EXCERPTED DATA:
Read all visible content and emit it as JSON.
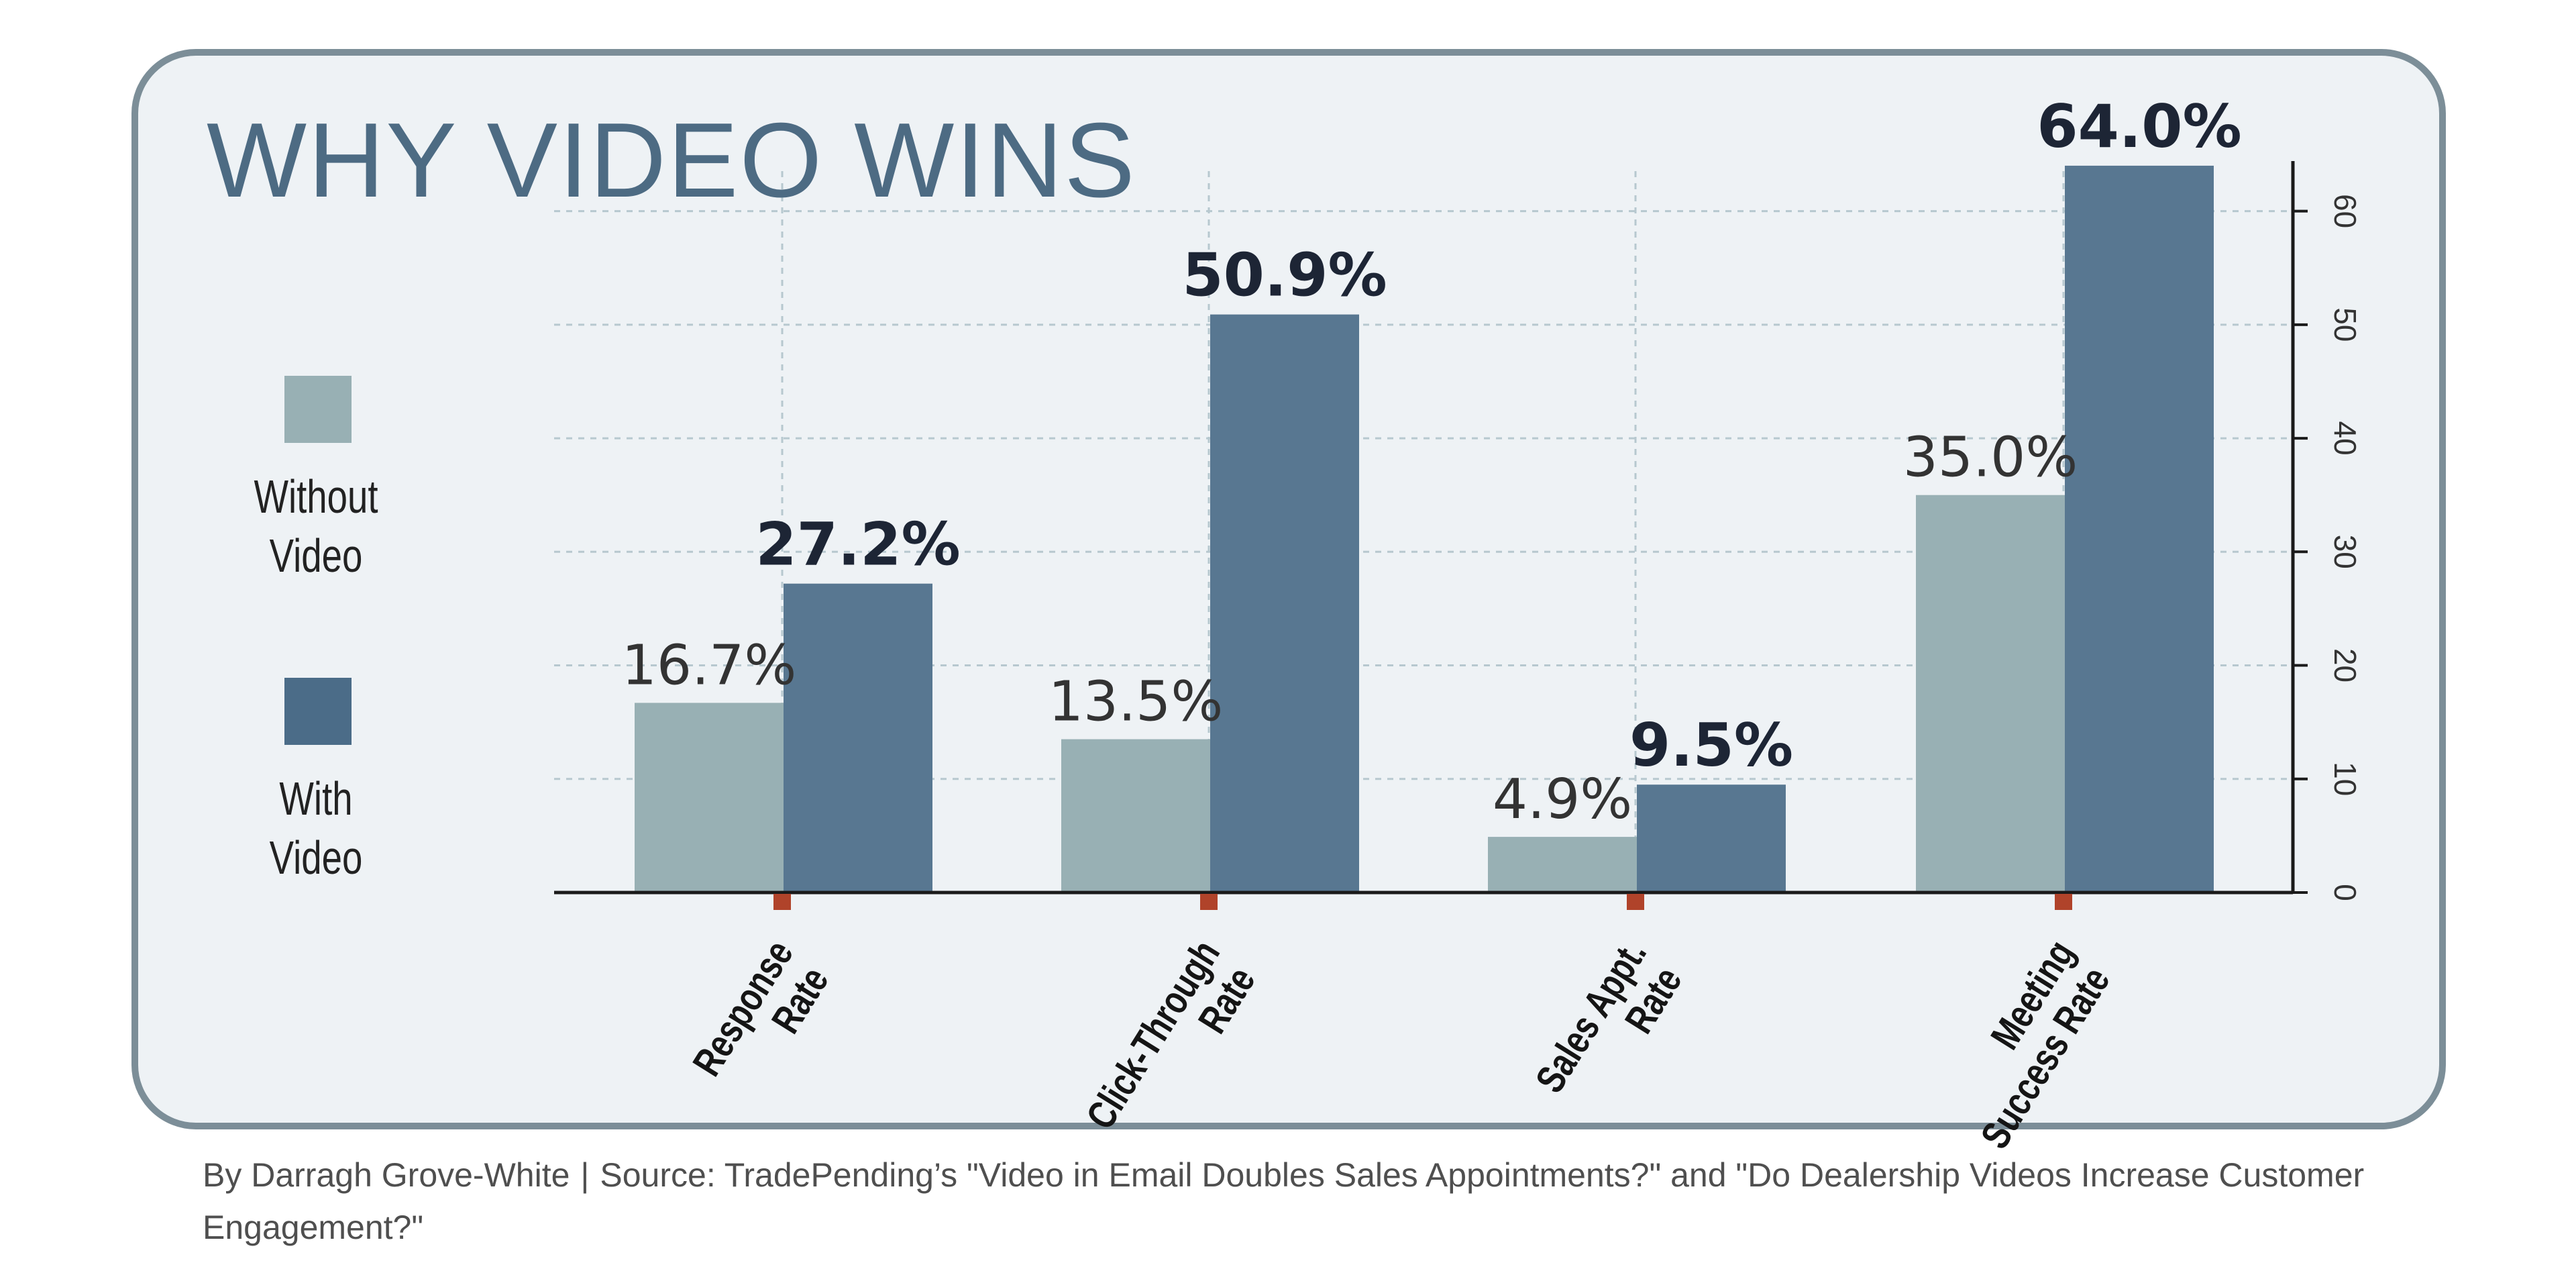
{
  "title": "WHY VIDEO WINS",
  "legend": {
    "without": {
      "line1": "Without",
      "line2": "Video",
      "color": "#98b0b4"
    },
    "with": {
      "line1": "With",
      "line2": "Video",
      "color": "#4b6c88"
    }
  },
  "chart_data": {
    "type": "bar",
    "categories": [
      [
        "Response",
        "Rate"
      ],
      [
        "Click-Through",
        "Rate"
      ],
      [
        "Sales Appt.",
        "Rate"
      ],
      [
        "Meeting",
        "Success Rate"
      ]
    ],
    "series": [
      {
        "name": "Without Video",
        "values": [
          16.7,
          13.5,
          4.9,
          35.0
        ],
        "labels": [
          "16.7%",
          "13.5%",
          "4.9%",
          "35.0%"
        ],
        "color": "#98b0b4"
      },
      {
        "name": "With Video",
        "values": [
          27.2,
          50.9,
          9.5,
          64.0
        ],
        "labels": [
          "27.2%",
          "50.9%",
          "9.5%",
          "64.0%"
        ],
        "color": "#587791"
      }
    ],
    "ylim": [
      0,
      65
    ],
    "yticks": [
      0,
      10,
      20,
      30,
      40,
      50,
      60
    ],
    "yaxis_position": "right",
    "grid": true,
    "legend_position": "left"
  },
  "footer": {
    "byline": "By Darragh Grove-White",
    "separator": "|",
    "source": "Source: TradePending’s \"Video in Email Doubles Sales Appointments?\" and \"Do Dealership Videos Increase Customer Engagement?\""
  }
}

SET PROBLEM:
Write every record out again exactly; no pictures belong in the copy.

SOLUTION FOR THIS PROBLEM:
Read all visible content and emit it as JSON.
{
  "title": "WHY VIDEO WINS",
  "legend": {
    "without": {
      "line1": "Without",
      "line2": "Video",
      "color": "#98b0b4"
    },
    "with": {
      "line1": "With",
      "line2": "Video",
      "color": "#4b6c88"
    }
  },
  "chart_data": {
    "type": "bar",
    "categories": [
      [
        "Response",
        "Rate"
      ],
      [
        "Click-Through",
        "Rate"
      ],
      [
        "Sales Appt.",
        "Rate"
      ],
      [
        "Meeting",
        "Success Rate"
      ]
    ],
    "series": [
      {
        "name": "Without Video",
        "values": [
          16.7,
          13.5,
          4.9,
          35.0
        ],
        "labels": [
          "16.7%",
          "13.5%",
          "4.9%",
          "35.0%"
        ],
        "color": "#98b0b4"
      },
      {
        "name": "With Video",
        "values": [
          27.2,
          50.9,
          9.5,
          64.0
        ],
        "labels": [
          "27.2%",
          "50.9%",
          "9.5%",
          "64.0%"
        ],
        "color": "#587791"
      }
    ],
    "ylim": [
      0,
      65
    ],
    "yticks": [
      0,
      10,
      20,
      30,
      40,
      50,
      60
    ],
    "yaxis_position": "right",
    "grid": true,
    "legend_position": "left"
  },
  "footer": {
    "byline": "By Darragh Grove-White",
    "separator": "|",
    "source": "Source: TradePending’s \"Video in Email Doubles Sales Appointments?\" and \"Do Dealership Videos Increase Customer Engagement?\""
  }
}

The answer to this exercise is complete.